--- begin Task inputs ---

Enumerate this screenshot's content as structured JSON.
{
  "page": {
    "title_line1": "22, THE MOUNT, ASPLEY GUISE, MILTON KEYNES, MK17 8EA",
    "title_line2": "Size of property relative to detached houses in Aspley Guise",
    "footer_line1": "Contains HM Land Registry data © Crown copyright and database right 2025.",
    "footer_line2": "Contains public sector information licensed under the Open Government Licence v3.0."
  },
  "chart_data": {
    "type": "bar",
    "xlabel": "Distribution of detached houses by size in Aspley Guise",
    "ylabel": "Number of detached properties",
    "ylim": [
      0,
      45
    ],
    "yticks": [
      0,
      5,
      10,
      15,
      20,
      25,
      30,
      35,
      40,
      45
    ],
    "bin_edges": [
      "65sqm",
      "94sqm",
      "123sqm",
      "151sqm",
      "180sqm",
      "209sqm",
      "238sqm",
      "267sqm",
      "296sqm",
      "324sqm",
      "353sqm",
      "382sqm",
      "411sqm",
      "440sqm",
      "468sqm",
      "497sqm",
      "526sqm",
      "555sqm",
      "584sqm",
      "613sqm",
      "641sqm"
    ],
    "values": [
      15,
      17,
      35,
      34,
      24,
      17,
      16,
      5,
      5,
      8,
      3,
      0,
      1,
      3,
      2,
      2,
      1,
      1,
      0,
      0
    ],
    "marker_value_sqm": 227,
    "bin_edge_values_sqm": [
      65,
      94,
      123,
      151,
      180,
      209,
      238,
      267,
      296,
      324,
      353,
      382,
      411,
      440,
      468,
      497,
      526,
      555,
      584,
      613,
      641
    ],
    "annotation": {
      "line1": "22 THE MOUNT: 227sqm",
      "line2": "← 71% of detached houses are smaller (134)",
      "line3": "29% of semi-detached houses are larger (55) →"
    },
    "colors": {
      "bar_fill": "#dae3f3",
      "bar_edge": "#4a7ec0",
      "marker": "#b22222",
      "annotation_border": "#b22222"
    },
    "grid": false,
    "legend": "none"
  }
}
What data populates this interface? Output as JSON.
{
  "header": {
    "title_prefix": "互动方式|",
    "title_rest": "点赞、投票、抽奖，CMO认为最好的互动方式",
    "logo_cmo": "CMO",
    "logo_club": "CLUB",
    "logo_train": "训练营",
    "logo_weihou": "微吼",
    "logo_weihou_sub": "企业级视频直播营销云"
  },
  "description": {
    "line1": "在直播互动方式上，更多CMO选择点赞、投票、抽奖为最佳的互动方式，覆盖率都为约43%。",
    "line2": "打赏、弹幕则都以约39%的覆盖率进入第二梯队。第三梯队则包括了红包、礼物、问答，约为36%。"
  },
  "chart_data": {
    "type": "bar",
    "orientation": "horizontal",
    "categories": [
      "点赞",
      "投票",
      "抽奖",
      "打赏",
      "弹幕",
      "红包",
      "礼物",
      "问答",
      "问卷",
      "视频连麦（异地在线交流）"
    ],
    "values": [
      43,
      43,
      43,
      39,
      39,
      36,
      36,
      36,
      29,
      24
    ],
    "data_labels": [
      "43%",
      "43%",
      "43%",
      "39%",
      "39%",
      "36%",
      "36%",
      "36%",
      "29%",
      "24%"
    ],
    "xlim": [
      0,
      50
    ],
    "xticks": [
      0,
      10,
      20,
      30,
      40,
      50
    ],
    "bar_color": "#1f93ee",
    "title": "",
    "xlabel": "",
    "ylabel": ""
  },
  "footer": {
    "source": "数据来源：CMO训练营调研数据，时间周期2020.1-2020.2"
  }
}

--- end Task inputs ---

▸ **What to work on**
Return each line that includes "JSON".

▸ **Task output**
Enumerate this screenshot's content as structured JSON.
What data populates this interface? Output as JSON.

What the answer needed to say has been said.